• **DIRECTIONS**: Every record below should be written out exactly; pictures stay out.

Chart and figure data

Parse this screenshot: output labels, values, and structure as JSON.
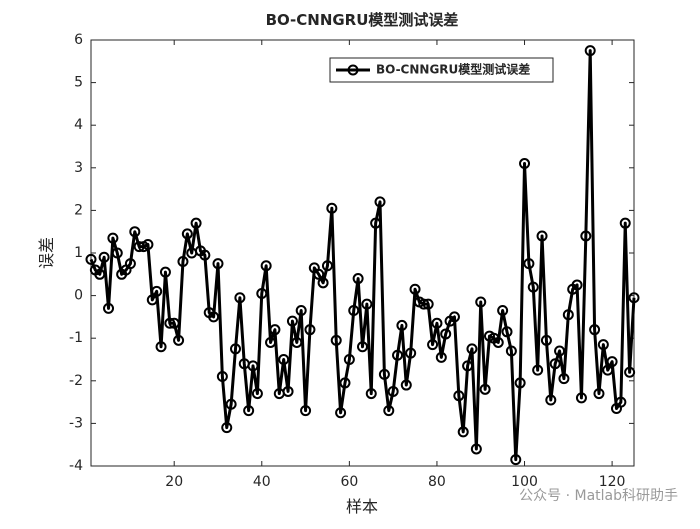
{
  "chart_data": {
    "type": "line",
    "title": "BO-CNNGRU模型测试误差",
    "x_label": "样本",
    "y_label": "误差",
    "annotation": "公众号 · Matlab科研助手",
    "x": [
      1,
      2,
      3,
      4,
      5,
      6,
      7,
      8,
      9,
      10,
      11,
      12,
      13,
      14,
      15,
      16,
      17,
      18,
      19,
      20,
      21,
      22,
      23,
      24,
      25,
      26,
      27,
      28,
      29,
      30,
      31,
      32,
      33,
      34,
      35,
      36,
      37,
      38,
      39,
      40,
      41,
      42,
      43,
      44,
      45,
      46,
      47,
      48,
      49,
      50,
      51,
      52,
      53,
      54,
      55,
      56,
      57,
      58,
      59,
      60,
      61,
      62,
      63,
      64,
      65,
      66,
      67,
      68,
      69,
      70,
      71,
      72,
      73,
      74,
      75,
      76,
      77,
      78,
      79,
      80,
      81,
      82,
      83,
      84,
      85,
      86,
      87,
      88,
      89,
      90,
      91,
      92,
      93,
      94,
      95,
      96,
      97,
      98,
      99,
      100,
      101,
      102,
      103,
      104,
      105,
      106,
      107,
      108,
      109,
      110,
      111,
      112,
      113,
      114,
      115,
      116,
      117,
      118,
      119,
      120,
      121,
      122,
      123,
      124,
      125
    ],
    "series": [
      {
        "name": "BO-CNNGRU模型测试误差",
        "color": "#000000",
        "values": [
          0.85,
          0.6,
          0.5,
          0.9,
          -0.3,
          1.35,
          1.0,
          0.5,
          0.6,
          0.75,
          1.5,
          1.15,
          1.15,
          1.2,
          -0.1,
          0.1,
          -1.2,
          0.55,
          -0.65,
          -0.65,
          -1.05,
          0.8,
          1.45,
          1.0,
          1.7,
          1.05,
          0.95,
          -0.4,
          -0.5,
          0.75,
          -1.9,
          -3.1,
          -2.55,
          -1.25,
          -0.05,
          -1.6,
          -2.7,
          -1.65,
          -2.3,
          0.05,
          0.7,
          -1.1,
          -0.8,
          -2.3,
          -1.5,
          -2.25,
          -0.6,
          -1.1,
          -0.35,
          -2.7,
          -0.8,
          0.65,
          0.5,
          0.3,
          0.7,
          2.05,
          -1.05,
          -2.75,
          -2.05,
          -1.5,
          -0.35,
          0.4,
          -1.2,
          -0.2,
          -2.3,
          1.7,
          2.2,
          -1.85,
          -2.7,
          -2.25,
          -1.4,
          -0.7,
          -2.1,
          -1.35,
          0.15,
          -0.15,
          -0.2,
          -0.2,
          -1.15,
          -0.65,
          -1.45,
          -0.9,
          -0.6,
          -0.5,
          -2.35,
          -3.2,
          -1.65,
          -1.25,
          -3.6,
          -0.15,
          -2.2,
          -0.95,
          -1.0,
          -1.1,
          -0.35,
          -0.85,
          -1.3,
          -3.85,
          -2.05,
          3.1,
          0.75,
          0.2,
          -1.75,
          1.4,
          -1.05,
          -2.45,
          -1.6,
          -1.3,
          -1.95,
          -0.45,
          0.15,
          0.25,
          -2.4,
          1.4,
          5.75,
          -0.8,
          -2.3,
          -1.15,
          -1.75,
          -1.55,
          -2.65,
          -2.5,
          1.7,
          -1.8,
          -0.05
        ]
      }
    ],
    "xlim": [
      1,
      125
    ],
    "ylim": [
      -4,
      6
    ],
    "xticks": [
      20,
      40,
      60,
      80,
      100,
      120
    ],
    "yticks": [
      -4,
      -3,
      -2,
      -1,
      0,
      1,
      2,
      3,
      4,
      5,
      6
    ],
    "grid": false,
    "legend": "northeast"
  }
}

• **TASK SOLUTION**:
Parse this screenshot: output labels, values, and structure as JSON.
{
  "chart_data": {
    "type": "line",
    "title": "BO-CNNGRU模型测试误差",
    "x_label": "样本",
    "y_label": "误差",
    "annotation": "公众号 · Matlab科研助手",
    "x": [
      1,
      2,
      3,
      4,
      5,
      6,
      7,
      8,
      9,
      10,
      11,
      12,
      13,
      14,
      15,
      16,
      17,
      18,
      19,
      20,
      21,
      22,
      23,
      24,
      25,
      26,
      27,
      28,
      29,
      30,
      31,
      32,
      33,
      34,
      35,
      36,
      37,
      38,
      39,
      40,
      41,
      42,
      43,
      44,
      45,
      46,
      47,
      48,
      49,
      50,
      51,
      52,
      53,
      54,
      55,
      56,
      57,
      58,
      59,
      60,
      61,
      62,
      63,
      64,
      65,
      66,
      67,
      68,
      69,
      70,
      71,
      72,
      73,
      74,
      75,
      76,
      77,
      78,
      79,
      80,
      81,
      82,
      83,
      84,
      85,
      86,
      87,
      88,
      89,
      90,
      91,
      92,
      93,
      94,
      95,
      96,
      97,
      98,
      99,
      100,
      101,
      102,
      103,
      104,
      105,
      106,
      107,
      108,
      109,
      110,
      111,
      112,
      113,
      114,
      115,
      116,
      117,
      118,
      119,
      120,
      121,
      122,
      123,
      124,
      125
    ],
    "series": [
      {
        "name": "BO-CNNGRU模型测试误差",
        "color": "#000000",
        "values": [
          0.85,
          0.6,
          0.5,
          0.9,
          -0.3,
          1.35,
          1.0,
          0.5,
          0.6,
          0.75,
          1.5,
          1.15,
          1.15,
          1.2,
          -0.1,
          0.1,
          -1.2,
          0.55,
          -0.65,
          -0.65,
          -1.05,
          0.8,
          1.45,
          1.0,
          1.7,
          1.05,
          0.95,
          -0.4,
          -0.5,
          0.75,
          -1.9,
          -3.1,
          -2.55,
          -1.25,
          -0.05,
          -1.6,
          -2.7,
          -1.65,
          -2.3,
          0.05,
          0.7,
          -1.1,
          -0.8,
          -2.3,
          -1.5,
          -2.25,
          -0.6,
          -1.1,
          -0.35,
          -2.7,
          -0.8,
          0.65,
          0.5,
          0.3,
          0.7,
          2.05,
          -1.05,
          -2.75,
          -2.05,
          -1.5,
          -0.35,
          0.4,
          -1.2,
          -0.2,
          -2.3,
          1.7,
          2.2,
          -1.85,
          -2.7,
          -2.25,
          -1.4,
          -0.7,
          -2.1,
          -1.35,
          0.15,
          -0.15,
          -0.2,
          -0.2,
          -1.15,
          -0.65,
          -1.45,
          -0.9,
          -0.6,
          -0.5,
          -2.35,
          -3.2,
          -1.65,
          -1.25,
          -3.6,
          -0.15,
          -2.2,
          -0.95,
          -1.0,
          -1.1,
          -0.35,
          -0.85,
          -1.3,
          -3.85,
          -2.05,
          3.1,
          0.75,
          0.2,
          -1.75,
          1.4,
          -1.05,
          -2.45,
          -1.6,
          -1.3,
          -1.95,
          -0.45,
          0.15,
          0.25,
          -2.4,
          1.4,
          5.75,
          -0.8,
          -2.3,
          -1.15,
          -1.75,
          -1.55,
          -2.65,
          -2.5,
          1.7,
          -1.8,
          -0.05
        ]
      }
    ],
    "xlim": [
      1,
      125
    ],
    "ylim": [
      -4,
      6
    ],
    "xticks": [
      20,
      40,
      60,
      80,
      100,
      120
    ],
    "yticks": [
      -4,
      -3,
      -2,
      -1,
      0,
      1,
      2,
      3,
      4,
      5,
      6
    ],
    "grid": false,
    "legend": "northeast"
  }
}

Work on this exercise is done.